[Collected data entries]
········
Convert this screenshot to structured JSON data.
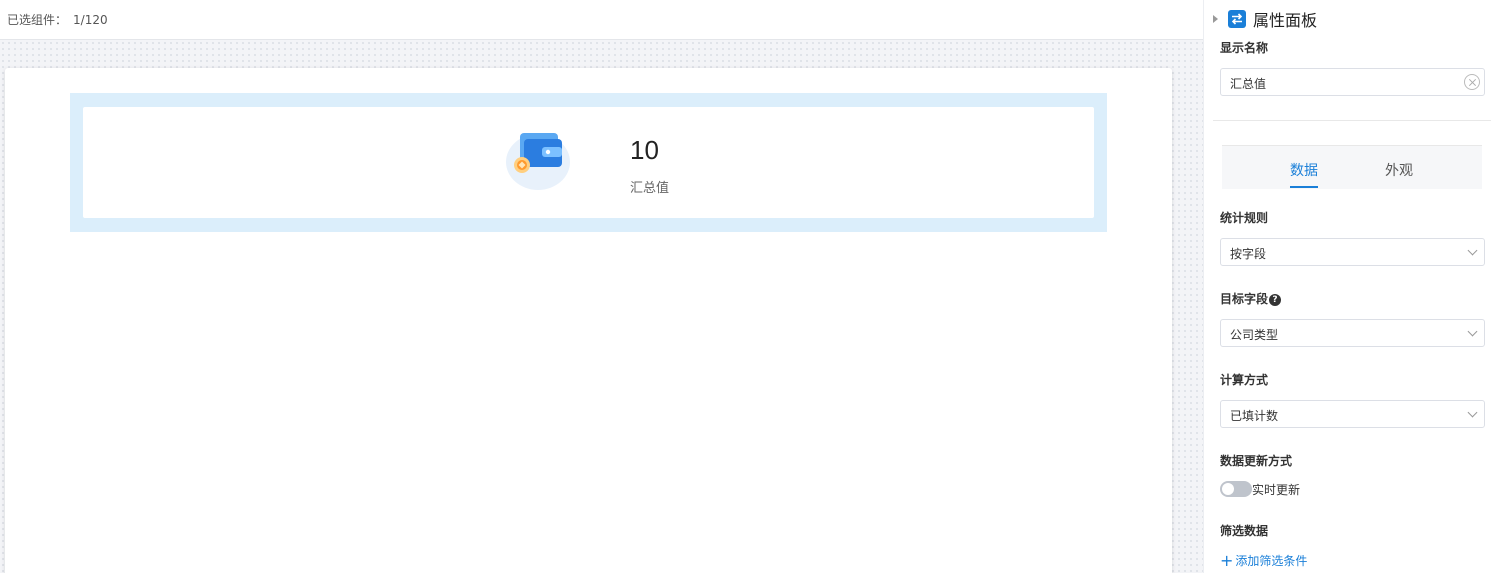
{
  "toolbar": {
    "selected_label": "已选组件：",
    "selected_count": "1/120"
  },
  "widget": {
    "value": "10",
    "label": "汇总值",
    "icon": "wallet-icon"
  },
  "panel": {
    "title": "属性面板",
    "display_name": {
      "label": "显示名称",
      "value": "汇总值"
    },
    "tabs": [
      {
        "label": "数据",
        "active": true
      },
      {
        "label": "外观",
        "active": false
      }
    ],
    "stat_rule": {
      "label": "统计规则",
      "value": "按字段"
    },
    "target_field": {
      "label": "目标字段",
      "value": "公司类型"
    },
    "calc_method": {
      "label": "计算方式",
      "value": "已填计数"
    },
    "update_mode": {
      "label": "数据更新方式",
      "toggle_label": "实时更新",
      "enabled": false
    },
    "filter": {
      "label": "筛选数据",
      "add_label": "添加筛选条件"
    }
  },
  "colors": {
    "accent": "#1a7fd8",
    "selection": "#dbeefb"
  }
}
········
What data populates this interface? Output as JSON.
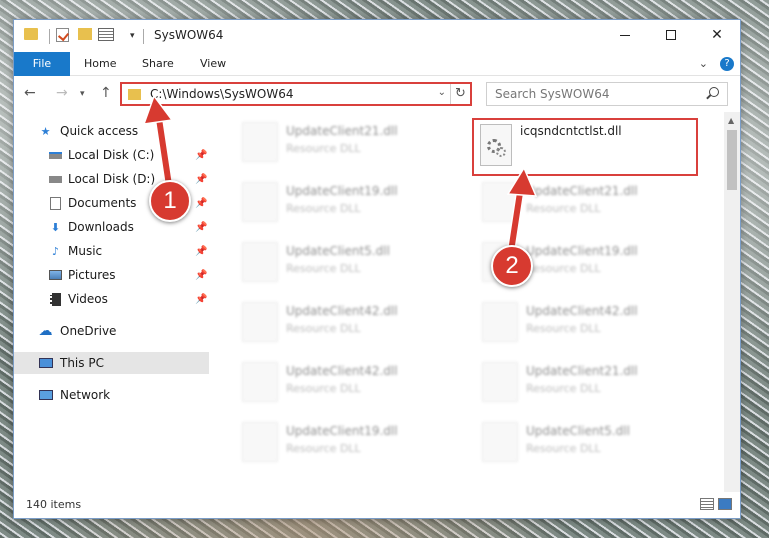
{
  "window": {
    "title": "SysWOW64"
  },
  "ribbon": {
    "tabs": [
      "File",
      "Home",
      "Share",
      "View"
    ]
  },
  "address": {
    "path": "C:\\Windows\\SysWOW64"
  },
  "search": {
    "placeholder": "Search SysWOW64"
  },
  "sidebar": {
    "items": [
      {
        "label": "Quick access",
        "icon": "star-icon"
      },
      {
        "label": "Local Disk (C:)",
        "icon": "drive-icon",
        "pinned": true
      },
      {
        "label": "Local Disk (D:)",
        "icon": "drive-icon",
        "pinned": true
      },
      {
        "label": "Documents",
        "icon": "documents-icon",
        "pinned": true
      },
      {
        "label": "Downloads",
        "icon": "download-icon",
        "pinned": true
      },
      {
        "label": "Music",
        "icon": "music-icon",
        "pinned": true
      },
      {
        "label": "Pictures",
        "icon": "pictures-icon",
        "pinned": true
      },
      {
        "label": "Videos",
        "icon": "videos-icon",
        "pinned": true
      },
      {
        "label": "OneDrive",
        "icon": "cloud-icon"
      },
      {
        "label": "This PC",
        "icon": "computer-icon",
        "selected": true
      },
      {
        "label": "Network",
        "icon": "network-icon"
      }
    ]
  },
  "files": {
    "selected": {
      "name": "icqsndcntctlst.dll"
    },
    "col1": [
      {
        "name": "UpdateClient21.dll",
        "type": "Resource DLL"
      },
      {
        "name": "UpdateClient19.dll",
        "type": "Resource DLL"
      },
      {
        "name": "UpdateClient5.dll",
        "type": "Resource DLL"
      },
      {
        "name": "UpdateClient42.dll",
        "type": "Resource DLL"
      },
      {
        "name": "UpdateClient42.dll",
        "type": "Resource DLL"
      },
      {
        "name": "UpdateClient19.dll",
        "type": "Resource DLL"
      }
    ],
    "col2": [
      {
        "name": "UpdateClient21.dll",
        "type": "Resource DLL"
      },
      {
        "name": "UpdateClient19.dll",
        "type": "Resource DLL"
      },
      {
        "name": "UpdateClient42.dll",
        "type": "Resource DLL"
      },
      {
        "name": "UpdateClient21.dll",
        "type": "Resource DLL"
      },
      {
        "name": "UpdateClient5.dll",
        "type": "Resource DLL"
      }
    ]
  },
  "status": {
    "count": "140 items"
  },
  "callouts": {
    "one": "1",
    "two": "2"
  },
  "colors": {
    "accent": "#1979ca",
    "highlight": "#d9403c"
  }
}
········
__Stated exercise__.
In the entries above, find every line holding the word "value" and copy it out.

__Task solution__.
    "value": "10",
      "value": "汇总值"
      "value": "按字段"
      "value": "公司类型"
      "value": "已填计数"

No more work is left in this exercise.